[Excerpts from a figure dataset]
□ □ □

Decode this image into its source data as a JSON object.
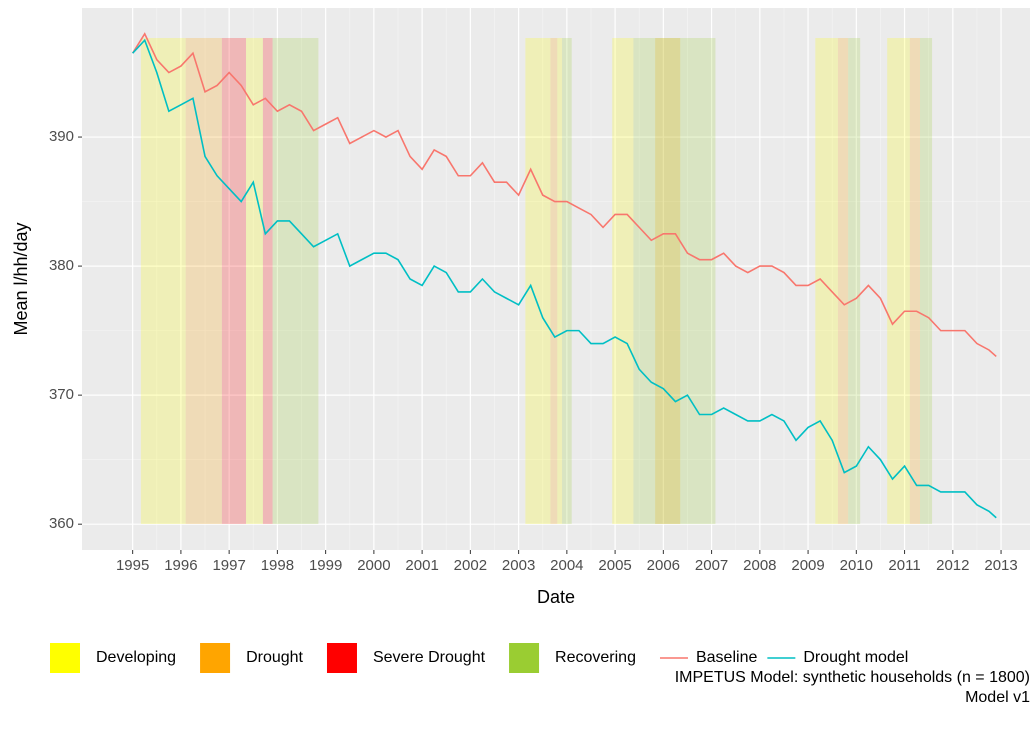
{
  "chart_data": {
    "type": "line",
    "x_label": "Date",
    "y_label": "Mean l/hh/day",
    "caption": [
      "IMPETUS Model: synthetic households (n = 1800)",
      "Model v1"
    ],
    "xlim": [
      1993.95,
      2013.6
    ],
    "ylim": [
      358,
      400
    ],
    "xticks": [
      1995,
      1996,
      1997,
      1998,
      1999,
      2000,
      2001,
      2002,
      2003,
      2004,
      2005,
      2006,
      2007,
      2008,
      2009,
      2010,
      2011,
      2012,
      2013
    ],
    "yticks": [
      360,
      370,
      380,
      390
    ],
    "grid": true,
    "legend": "bottom",
    "phases": [
      {
        "name": "Developing",
        "color": "#ffff00",
        "periods": [
          [
            1995.17,
            1996.1
          ],
          [
            1997.35,
            1997.7
          ],
          [
            2003.14,
            2003.66
          ],
          [
            2003.8,
            2003.9
          ],
          [
            2004.94,
            2005.38
          ],
          [
            2009.15,
            2009.62
          ],
          [
            2010.64,
            2011.11
          ]
        ]
      },
      {
        "name": "Drought",
        "color": "#ffa500",
        "periods": [
          [
            1996.1,
            1996.85
          ],
          [
            2003.66,
            2003.8
          ],
          [
            2005.83,
            2006.35
          ],
          [
            2009.62,
            2009.83
          ],
          [
            2011.11,
            2011.32
          ]
        ]
      },
      {
        "name": "Severe Drought",
        "color": "#ff0000",
        "periods": [
          [
            1996.85,
            1997.35
          ],
          [
            1997.7,
            1997.9
          ]
        ]
      },
      {
        "name": "Recovering",
        "color": "#9acd32",
        "periods": [
          [
            1997.9,
            1998.85
          ],
          [
            2003.9,
            2004.1
          ],
          [
            2005.38,
            2007.08
          ],
          [
            2009.83,
            2010.08
          ],
          [
            2011.32,
            2011.57
          ]
        ]
      }
    ],
    "x": [
      1995.0,
      1995.25,
      1995.5,
      1995.75,
      1996.0,
      1996.25,
      1996.5,
      1996.75,
      1997.0,
      1997.25,
      1997.5,
      1997.75,
      1998.0,
      1998.25,
      1998.5,
      1998.75,
      1999.0,
      1999.25,
      1999.5,
      1999.75,
      2000.0,
      2000.25,
      2000.5,
      2000.75,
      2001.0,
      2001.25,
      2001.5,
      2001.75,
      2002.0,
      2002.25,
      2002.5,
      2002.75,
      2003.0,
      2003.25,
      2003.5,
      2003.75,
      2004.0,
      2004.25,
      2004.5,
      2004.75,
      2005.0,
      2005.25,
      2005.5,
      2005.75,
      2006.0,
      2006.25,
      2006.5,
      2006.75,
      2007.0,
      2007.25,
      2007.5,
      2007.75,
      2008.0,
      2008.25,
      2008.5,
      2008.75,
      2009.0,
      2009.25,
      2009.5,
      2009.75,
      2010.0,
      2010.25,
      2010.5,
      2010.75,
      2011.0,
      2011.25,
      2011.5,
      2011.75,
      2012.0,
      2012.25,
      2012.5,
      2012.75,
      2012.9
    ],
    "series": [
      {
        "name": "Baseline",
        "color": "#f8766d",
        "values": [
          396.5,
          398,
          396,
          395,
          395.5,
          396.5,
          393.5,
          394,
          395,
          394,
          392.5,
          393,
          392,
          392.5,
          392,
          390.5,
          391,
          391.5,
          389.5,
          390,
          390.5,
          390,
          390.5,
          388.5,
          387.5,
          389,
          388.5,
          387,
          387,
          388,
          386.5,
          386.5,
          385.5,
          387.5,
          385.5,
          385,
          385,
          384.5,
          384,
          383,
          384,
          384,
          383,
          382,
          382.5,
          382.5,
          381,
          380.5,
          380.5,
          381,
          380,
          379.5,
          380,
          380,
          379.5,
          378.5,
          378.5,
          379,
          378,
          377,
          377.5,
          378.5,
          377.5,
          375.5,
          376.5,
          376.5,
          376,
          375,
          375,
          375,
          374,
          373.5,
          373
        ]
      },
      {
        "name": "Drought model",
        "color": "#00bfc4",
        "values": [
          396.5,
          397.5,
          395,
          392,
          392.5,
          393,
          388.5,
          387,
          386,
          385,
          386.5,
          382.5,
          383.5,
          383.5,
          382.5,
          381.5,
          382,
          382.5,
          380,
          380.5,
          381,
          381,
          380.5,
          379,
          378.5,
          380,
          379.5,
          378,
          378,
          379,
          378,
          377.5,
          377,
          378.5,
          376,
          374.5,
          375,
          375,
          374,
          374,
          374.5,
          374,
          372,
          371,
          370.5,
          369.5,
          370,
          368.5,
          368.5,
          369,
          368.5,
          368,
          368,
          368.5,
          368,
          366.5,
          367.5,
          368,
          366.5,
          364,
          364.5,
          366,
          365,
          363.5,
          364.5,
          363,
          363,
          362.5,
          362.5,
          362.5,
          361.5,
          361,
          360.5
        ]
      }
    ]
  }
}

□ □ □

WHAT THIS TASK INVOLVES
From the records above, copy every line that holds the word "Drought".

WRITTEN SOLUTION
        "name": "Drought",
        "name": "Severe Drought",
        "name": "Drought model",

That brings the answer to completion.